Tally the lines containing the word "setting" and give the total alone.

- - -

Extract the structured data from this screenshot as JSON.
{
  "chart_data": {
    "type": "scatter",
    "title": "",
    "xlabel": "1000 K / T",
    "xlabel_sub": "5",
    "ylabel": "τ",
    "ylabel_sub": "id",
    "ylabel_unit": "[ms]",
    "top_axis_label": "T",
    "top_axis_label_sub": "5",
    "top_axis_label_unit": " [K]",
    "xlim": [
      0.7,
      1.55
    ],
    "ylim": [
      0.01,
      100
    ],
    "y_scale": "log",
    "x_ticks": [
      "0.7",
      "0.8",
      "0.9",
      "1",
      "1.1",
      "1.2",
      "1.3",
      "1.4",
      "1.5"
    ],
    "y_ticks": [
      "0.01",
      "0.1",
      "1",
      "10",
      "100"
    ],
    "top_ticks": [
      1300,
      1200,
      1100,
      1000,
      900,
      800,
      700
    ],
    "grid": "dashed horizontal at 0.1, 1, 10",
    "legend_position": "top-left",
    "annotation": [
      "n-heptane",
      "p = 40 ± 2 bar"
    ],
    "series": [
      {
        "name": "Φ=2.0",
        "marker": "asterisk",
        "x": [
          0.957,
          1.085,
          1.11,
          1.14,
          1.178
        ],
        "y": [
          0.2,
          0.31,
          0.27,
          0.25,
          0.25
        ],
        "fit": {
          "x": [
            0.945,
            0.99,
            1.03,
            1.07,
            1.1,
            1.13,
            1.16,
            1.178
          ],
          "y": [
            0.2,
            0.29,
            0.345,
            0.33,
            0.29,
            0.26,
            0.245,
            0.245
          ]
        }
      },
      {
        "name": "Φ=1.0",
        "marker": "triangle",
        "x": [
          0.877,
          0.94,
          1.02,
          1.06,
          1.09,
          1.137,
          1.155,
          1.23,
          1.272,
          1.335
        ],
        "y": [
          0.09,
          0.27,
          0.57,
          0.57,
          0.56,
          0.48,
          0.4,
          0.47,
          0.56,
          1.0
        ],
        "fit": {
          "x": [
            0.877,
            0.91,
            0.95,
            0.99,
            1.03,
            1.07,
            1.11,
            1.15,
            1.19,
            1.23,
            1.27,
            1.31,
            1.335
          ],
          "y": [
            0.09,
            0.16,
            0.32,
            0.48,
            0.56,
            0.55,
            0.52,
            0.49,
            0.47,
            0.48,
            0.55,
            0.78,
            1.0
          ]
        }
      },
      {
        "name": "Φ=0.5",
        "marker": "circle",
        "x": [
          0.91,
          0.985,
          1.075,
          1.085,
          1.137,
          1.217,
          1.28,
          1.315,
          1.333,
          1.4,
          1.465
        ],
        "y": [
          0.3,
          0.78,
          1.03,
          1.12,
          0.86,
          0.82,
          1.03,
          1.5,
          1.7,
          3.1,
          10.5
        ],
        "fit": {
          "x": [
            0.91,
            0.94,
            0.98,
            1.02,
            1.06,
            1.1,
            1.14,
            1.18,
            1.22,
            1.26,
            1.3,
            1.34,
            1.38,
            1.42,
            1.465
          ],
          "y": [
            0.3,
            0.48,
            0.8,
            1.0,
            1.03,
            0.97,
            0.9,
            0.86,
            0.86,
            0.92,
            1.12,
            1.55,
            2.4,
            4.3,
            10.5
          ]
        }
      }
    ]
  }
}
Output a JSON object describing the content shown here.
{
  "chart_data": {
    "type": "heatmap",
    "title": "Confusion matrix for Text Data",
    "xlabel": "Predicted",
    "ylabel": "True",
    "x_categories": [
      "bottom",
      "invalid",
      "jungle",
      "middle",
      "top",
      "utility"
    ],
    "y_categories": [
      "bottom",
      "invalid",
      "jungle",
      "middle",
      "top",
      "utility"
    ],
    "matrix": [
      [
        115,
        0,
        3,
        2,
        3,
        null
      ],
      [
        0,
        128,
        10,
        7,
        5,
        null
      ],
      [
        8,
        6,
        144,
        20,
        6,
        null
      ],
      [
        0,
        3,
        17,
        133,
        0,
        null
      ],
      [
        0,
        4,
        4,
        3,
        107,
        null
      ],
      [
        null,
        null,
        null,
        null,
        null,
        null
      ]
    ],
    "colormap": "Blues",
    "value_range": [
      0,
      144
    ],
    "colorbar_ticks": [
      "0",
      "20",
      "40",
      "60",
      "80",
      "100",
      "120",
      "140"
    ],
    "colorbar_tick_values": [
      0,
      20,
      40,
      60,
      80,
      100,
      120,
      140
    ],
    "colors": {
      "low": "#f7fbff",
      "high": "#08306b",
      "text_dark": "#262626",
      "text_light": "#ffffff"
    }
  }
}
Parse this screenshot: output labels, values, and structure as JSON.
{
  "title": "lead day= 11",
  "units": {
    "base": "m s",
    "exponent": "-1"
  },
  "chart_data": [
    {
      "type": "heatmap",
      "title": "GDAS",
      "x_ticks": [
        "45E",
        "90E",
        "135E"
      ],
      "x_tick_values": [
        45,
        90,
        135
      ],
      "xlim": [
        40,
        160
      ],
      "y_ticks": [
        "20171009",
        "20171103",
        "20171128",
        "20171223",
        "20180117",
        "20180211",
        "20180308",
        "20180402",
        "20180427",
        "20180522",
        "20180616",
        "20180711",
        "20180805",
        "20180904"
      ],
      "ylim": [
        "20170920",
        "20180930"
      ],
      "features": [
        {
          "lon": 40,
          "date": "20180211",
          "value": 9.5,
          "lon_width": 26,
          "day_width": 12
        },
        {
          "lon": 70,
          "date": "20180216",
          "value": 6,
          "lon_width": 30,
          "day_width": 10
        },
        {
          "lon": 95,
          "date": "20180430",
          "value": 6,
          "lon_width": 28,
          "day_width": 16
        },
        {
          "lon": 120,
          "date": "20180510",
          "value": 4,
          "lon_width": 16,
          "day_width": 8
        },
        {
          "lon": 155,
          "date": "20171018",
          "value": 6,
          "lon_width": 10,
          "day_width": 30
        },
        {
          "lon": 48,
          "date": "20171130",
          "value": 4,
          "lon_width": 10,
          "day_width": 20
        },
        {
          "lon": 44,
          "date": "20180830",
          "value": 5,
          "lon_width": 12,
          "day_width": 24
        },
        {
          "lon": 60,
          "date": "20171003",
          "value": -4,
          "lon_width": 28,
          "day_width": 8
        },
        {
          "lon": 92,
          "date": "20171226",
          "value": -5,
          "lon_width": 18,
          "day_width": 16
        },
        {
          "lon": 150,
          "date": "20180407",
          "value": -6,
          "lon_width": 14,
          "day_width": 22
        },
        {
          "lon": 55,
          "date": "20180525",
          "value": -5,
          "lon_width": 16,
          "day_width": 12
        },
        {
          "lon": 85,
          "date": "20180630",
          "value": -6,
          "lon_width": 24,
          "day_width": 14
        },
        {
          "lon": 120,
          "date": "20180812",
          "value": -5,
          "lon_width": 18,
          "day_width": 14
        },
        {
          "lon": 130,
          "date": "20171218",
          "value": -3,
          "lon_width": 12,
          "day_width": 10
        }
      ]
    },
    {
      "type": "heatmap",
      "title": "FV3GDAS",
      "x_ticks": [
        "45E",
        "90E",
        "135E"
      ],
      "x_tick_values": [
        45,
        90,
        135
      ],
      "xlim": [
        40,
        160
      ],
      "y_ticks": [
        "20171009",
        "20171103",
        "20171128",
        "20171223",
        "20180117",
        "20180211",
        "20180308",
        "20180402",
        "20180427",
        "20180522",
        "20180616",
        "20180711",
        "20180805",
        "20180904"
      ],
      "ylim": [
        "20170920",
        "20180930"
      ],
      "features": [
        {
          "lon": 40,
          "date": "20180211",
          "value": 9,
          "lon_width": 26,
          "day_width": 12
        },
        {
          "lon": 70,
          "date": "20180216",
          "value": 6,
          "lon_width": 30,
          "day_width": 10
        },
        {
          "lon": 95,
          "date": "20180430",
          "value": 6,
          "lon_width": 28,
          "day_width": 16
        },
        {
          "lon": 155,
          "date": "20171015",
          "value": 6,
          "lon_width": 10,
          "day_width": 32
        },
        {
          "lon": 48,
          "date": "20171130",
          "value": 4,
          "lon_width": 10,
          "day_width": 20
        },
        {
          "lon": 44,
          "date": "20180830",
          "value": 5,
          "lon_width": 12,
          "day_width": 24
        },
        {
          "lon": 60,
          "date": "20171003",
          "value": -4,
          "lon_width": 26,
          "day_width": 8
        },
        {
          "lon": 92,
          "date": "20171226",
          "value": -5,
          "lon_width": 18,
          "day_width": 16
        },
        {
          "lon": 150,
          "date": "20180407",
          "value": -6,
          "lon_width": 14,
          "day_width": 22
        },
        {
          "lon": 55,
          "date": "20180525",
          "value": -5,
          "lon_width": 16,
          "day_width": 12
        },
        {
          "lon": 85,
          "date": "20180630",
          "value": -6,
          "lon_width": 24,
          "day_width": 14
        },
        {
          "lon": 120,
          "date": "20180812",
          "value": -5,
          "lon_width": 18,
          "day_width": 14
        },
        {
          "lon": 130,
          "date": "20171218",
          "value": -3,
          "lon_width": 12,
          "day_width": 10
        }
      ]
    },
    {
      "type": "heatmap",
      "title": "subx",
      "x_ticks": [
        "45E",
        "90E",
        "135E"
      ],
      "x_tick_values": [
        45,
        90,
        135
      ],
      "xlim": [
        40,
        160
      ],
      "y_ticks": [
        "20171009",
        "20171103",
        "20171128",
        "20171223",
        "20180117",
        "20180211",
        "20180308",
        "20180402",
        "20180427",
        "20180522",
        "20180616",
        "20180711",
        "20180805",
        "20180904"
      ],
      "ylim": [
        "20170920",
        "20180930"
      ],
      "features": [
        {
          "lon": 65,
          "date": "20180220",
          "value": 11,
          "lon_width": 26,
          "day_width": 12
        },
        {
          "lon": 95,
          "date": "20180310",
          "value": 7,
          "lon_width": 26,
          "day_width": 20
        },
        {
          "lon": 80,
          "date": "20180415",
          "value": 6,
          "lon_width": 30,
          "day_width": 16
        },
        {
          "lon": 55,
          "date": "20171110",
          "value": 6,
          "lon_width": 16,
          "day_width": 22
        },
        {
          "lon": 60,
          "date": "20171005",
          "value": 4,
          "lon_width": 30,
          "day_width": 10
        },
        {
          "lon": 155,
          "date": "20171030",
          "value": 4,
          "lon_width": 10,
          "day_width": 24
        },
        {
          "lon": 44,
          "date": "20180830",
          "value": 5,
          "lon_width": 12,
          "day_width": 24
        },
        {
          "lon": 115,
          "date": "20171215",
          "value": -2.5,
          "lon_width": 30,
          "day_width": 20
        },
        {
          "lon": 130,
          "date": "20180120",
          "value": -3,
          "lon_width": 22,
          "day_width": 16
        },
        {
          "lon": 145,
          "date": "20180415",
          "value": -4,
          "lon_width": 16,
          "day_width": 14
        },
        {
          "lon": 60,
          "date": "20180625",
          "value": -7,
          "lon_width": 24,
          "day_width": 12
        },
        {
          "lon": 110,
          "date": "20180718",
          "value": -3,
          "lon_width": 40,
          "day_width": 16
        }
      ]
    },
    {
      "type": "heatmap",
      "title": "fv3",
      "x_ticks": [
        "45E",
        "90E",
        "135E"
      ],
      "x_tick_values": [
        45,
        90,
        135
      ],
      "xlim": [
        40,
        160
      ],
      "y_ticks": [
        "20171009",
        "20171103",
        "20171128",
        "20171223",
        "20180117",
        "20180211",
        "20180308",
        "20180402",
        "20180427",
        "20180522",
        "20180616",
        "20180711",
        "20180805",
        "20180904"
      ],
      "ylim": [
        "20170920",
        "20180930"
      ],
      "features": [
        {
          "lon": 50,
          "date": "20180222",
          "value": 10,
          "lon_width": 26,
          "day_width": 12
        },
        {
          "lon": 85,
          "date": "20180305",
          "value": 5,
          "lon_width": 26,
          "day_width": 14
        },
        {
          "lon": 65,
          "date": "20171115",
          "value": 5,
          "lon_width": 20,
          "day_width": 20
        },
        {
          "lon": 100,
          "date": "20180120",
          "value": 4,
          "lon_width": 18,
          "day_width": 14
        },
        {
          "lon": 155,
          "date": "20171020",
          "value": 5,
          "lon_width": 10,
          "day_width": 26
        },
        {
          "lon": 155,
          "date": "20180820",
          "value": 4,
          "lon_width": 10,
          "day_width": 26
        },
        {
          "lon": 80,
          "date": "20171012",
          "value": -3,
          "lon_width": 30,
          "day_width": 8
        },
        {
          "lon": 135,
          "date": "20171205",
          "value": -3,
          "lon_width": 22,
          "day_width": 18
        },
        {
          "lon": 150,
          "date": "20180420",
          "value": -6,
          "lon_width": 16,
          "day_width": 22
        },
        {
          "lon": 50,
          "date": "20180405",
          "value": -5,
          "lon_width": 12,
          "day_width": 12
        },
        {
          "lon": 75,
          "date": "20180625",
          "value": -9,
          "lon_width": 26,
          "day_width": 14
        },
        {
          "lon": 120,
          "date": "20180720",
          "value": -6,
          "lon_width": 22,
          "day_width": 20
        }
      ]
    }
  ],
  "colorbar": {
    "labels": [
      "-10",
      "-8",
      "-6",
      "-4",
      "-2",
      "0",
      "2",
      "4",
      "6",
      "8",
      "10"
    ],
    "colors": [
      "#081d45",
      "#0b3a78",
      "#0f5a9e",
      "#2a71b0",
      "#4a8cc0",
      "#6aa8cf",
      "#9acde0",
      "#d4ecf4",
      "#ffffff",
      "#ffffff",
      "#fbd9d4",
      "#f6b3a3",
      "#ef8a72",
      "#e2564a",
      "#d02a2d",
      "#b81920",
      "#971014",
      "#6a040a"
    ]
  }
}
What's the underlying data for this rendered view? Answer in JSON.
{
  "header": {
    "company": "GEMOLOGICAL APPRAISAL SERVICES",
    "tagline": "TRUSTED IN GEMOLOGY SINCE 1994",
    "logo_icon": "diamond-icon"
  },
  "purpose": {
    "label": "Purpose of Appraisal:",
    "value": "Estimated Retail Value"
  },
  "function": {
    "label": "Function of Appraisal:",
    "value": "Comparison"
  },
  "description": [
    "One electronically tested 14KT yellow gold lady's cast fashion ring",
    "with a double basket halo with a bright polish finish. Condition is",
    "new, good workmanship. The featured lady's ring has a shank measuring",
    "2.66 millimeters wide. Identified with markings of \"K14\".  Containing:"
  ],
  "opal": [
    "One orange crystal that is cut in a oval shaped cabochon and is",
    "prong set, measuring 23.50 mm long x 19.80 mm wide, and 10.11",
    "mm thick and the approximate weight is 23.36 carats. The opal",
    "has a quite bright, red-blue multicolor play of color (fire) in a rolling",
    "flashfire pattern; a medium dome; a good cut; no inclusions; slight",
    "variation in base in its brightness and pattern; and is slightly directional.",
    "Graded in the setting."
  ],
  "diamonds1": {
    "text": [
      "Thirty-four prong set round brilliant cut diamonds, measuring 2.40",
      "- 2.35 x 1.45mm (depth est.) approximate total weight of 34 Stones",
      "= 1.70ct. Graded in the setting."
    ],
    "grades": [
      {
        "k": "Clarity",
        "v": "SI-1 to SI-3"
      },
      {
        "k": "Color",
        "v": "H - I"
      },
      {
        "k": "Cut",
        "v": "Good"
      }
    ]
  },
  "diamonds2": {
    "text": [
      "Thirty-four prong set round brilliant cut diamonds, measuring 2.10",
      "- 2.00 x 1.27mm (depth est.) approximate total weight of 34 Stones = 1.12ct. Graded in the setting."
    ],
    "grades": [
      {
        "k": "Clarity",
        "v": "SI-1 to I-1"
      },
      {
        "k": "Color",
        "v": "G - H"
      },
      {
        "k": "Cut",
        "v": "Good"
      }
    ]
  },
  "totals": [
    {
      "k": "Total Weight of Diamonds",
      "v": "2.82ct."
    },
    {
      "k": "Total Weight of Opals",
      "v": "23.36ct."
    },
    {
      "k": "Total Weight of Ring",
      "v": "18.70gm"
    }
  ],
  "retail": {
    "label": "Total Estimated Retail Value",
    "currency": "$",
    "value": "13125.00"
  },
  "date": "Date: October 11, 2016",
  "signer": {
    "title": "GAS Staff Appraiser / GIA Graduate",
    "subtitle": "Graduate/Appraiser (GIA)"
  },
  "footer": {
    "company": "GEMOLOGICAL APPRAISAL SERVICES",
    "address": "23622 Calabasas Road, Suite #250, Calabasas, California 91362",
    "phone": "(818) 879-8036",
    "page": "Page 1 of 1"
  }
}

- - -

# Result of the exercise:
3